## Challenge
In the material below, find all lines with the string "image" and copy them.

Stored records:
————

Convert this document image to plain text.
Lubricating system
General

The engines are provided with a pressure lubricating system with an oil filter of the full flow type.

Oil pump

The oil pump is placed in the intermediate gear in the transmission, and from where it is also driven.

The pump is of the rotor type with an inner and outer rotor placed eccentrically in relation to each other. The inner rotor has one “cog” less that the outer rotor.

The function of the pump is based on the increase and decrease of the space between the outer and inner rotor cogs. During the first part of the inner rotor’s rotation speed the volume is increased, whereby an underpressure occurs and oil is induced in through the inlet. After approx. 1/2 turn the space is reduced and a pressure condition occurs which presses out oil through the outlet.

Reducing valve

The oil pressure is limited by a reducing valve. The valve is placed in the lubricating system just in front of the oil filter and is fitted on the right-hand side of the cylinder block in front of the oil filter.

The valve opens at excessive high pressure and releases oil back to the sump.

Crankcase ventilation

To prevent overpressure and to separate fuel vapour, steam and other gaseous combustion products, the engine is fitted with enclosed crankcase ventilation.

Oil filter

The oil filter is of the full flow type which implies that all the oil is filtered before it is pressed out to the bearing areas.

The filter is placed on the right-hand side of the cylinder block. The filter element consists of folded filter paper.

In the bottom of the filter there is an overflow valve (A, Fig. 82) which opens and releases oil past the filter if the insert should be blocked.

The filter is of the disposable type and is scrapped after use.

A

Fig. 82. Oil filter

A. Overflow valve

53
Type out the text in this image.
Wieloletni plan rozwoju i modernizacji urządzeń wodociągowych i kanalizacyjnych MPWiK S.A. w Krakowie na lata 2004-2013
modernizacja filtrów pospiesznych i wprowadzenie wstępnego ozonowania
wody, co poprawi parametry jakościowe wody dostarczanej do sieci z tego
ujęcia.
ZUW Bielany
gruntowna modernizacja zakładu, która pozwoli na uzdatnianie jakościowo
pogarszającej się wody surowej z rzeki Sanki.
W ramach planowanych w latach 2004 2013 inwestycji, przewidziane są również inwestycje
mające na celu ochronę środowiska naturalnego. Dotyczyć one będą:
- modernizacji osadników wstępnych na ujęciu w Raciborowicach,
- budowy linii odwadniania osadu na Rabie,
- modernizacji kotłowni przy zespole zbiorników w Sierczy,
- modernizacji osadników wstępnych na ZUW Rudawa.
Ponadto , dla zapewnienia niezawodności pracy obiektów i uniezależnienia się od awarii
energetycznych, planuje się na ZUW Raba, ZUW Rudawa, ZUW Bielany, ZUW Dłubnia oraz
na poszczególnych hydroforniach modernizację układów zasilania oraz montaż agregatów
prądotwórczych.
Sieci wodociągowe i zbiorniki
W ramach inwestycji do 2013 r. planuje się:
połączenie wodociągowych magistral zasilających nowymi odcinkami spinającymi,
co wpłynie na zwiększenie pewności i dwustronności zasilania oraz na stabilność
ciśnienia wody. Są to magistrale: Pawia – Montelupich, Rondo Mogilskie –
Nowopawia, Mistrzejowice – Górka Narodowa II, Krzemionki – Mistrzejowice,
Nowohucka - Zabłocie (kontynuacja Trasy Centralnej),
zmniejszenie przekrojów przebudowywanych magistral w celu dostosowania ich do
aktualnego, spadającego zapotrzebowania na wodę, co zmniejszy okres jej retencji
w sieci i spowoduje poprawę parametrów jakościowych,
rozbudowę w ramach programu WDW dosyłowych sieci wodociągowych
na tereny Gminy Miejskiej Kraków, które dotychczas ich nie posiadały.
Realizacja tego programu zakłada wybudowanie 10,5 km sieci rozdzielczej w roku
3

————

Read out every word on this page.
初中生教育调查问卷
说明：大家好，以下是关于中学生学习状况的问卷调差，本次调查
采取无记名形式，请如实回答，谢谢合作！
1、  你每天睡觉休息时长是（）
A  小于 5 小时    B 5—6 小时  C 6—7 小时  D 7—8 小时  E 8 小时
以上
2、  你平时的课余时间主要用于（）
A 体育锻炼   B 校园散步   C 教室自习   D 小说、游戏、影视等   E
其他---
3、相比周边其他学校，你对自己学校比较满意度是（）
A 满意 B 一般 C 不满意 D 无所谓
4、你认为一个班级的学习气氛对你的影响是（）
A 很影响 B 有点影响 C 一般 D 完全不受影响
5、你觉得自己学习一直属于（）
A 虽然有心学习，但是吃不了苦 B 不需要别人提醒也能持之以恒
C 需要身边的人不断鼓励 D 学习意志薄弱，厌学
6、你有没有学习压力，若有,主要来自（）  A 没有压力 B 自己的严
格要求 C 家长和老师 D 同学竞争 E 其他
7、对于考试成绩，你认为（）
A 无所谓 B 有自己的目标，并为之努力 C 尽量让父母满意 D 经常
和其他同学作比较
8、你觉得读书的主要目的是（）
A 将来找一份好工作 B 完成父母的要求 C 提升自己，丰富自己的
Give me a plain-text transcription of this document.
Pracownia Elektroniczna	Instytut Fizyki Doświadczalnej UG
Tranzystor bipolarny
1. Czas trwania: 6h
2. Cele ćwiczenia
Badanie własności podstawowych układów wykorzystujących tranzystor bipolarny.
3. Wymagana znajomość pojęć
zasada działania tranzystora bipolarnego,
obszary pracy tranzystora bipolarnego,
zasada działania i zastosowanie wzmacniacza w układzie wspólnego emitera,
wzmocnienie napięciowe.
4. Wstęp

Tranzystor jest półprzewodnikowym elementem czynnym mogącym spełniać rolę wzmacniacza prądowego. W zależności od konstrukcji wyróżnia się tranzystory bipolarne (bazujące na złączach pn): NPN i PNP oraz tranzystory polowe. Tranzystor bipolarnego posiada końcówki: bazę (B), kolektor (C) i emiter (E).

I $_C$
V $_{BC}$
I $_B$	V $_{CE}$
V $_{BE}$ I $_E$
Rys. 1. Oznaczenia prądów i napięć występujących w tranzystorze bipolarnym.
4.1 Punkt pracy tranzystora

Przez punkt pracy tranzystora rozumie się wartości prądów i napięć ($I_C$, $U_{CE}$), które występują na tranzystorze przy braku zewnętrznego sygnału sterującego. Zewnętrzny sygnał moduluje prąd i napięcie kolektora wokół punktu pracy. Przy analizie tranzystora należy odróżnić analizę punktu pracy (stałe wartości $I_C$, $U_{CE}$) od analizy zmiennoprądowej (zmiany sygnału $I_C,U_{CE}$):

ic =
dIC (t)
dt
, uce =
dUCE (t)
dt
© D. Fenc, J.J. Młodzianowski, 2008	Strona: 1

————

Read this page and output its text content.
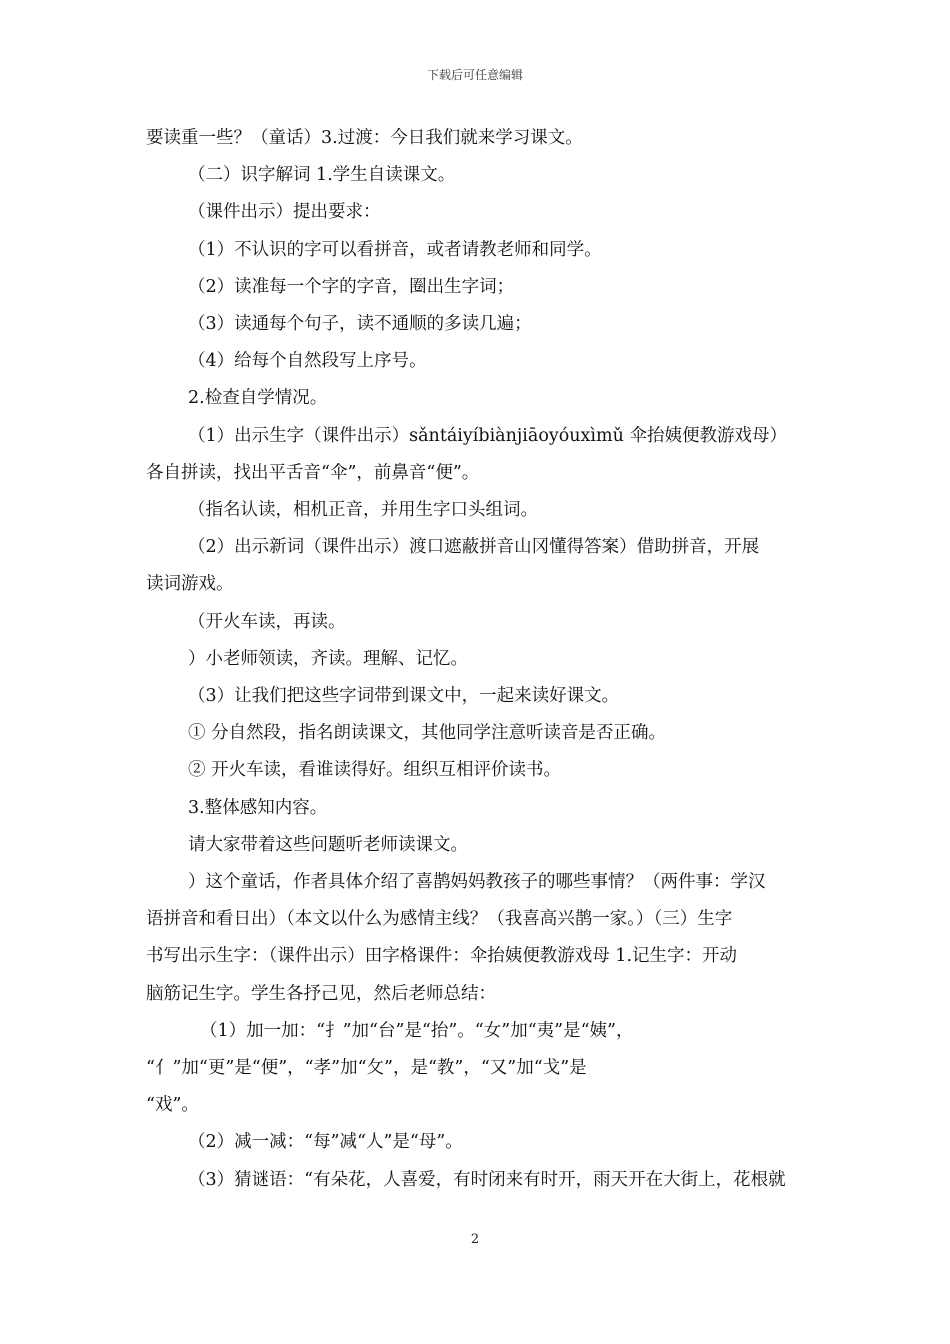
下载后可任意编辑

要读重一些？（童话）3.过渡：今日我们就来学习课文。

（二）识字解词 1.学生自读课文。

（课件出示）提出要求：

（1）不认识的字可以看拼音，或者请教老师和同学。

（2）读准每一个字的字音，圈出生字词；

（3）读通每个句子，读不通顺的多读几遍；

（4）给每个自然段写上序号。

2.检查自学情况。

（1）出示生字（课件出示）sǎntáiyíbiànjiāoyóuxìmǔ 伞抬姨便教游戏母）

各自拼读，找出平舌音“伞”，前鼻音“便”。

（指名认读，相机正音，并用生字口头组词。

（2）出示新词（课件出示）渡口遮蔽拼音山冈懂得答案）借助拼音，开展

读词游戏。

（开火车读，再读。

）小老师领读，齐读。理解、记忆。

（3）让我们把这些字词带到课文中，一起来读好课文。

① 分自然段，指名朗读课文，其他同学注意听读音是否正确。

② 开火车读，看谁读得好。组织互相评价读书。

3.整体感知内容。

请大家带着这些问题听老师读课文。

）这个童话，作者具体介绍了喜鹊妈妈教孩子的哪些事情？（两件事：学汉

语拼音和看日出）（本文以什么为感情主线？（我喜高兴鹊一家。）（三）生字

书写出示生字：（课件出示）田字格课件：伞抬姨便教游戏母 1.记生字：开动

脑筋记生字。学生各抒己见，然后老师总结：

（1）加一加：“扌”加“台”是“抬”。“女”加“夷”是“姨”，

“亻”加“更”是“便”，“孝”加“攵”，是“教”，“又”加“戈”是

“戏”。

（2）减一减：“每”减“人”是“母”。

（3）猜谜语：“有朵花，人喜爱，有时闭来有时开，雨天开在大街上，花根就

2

————

## Complete response
Convert this document image to plain text.
Type out the text in this image.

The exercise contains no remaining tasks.